What you are asked to do: For every line in the data below that contains "Seok", copy the line.

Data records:
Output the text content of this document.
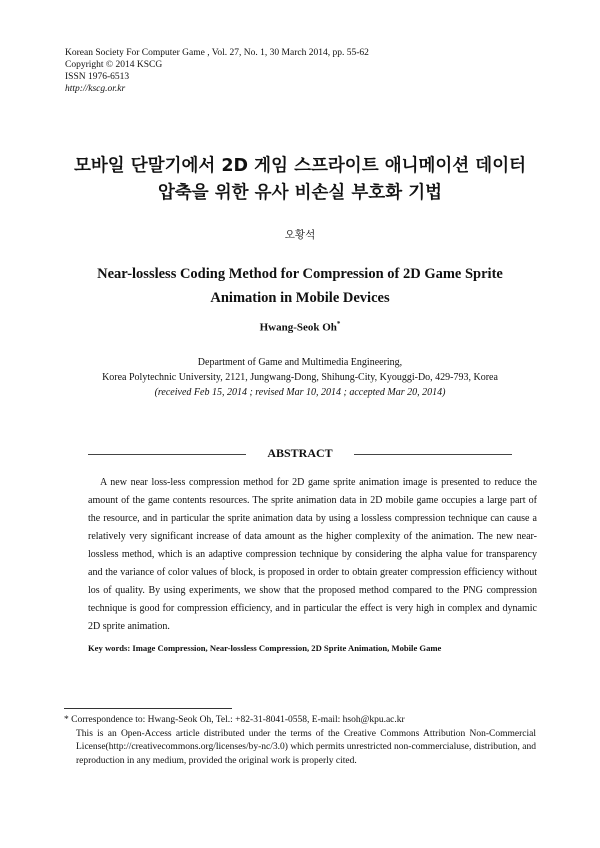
Korean Society For Computer Game , Vol. 27, No. 1, 30 March 2014, pp. 55-62
Copyright © 2014 KSCG
ISSN 1976-6513
http://kscg.or.kr
모바일 단말기에서 2D 게임 스프라이트 애니메이션 데이터
압축을 위한 유사 비손실 부호화 기법
오황석
Near-lossless Coding Method for Compression of 2D Game Sprite
Animation in Mobile Devices
Hwang-Seok Oh*
Department of Game and Multimedia Engineering,
Korea Polytechnic University, 2121, Jungwang-Dong, Shihung-City, Kyouggi-Do, 429-793, Korea
(received Feb 15, 2014 ; revised Mar 10, 2014 ; accepted Mar 20, 2014)
ABSTRACT

A new near loss-less compression method for 2D game sprite animation image is presented to reduce the amount of the game contents resources. The sprite animation data in 2D mobile game occupies a large part of the resource, and in particular the sprite animation data by using a lossless compression technique can cause a relatively very significant increase of data amount as the higher complexity of the animation. The new near-lossless method, which is an adaptive compression technique by considering the alpha value for transparency and the variance of color values of block, is proposed in order to obtain greater compression efficiency without los of quality. By using experiments, we show that the proposed method compared to the PNG compression technique is good for compression efficiency, and in particular the effect is very high in complex and dynamic 2D sprite animation.

Key words: Image Compression, Near-lossless Compression, 2D Sprite Animation, Mobile Game
* Correspondence to: Hwang-Seok Oh, Tel.: +82-31-8041-0558, E-mail: hsoh@kpu.ac.kr

This is an Open-Access article distributed under the terms of the Creative Commons Attribution Non-Commercial License(http://creativecommons.org/licenses/by-nc/3.0) which permits unrestricted non-commercialuse, distribution, and reproduction in any medium, provided the original work is properly cited.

Exercise solution:
Hwang-Seok Oh*
* Correspondence to: Hwang-Seok Oh, Tel.: +82-31-8041-0558, E-mail: hsoh@kpu.ac.kr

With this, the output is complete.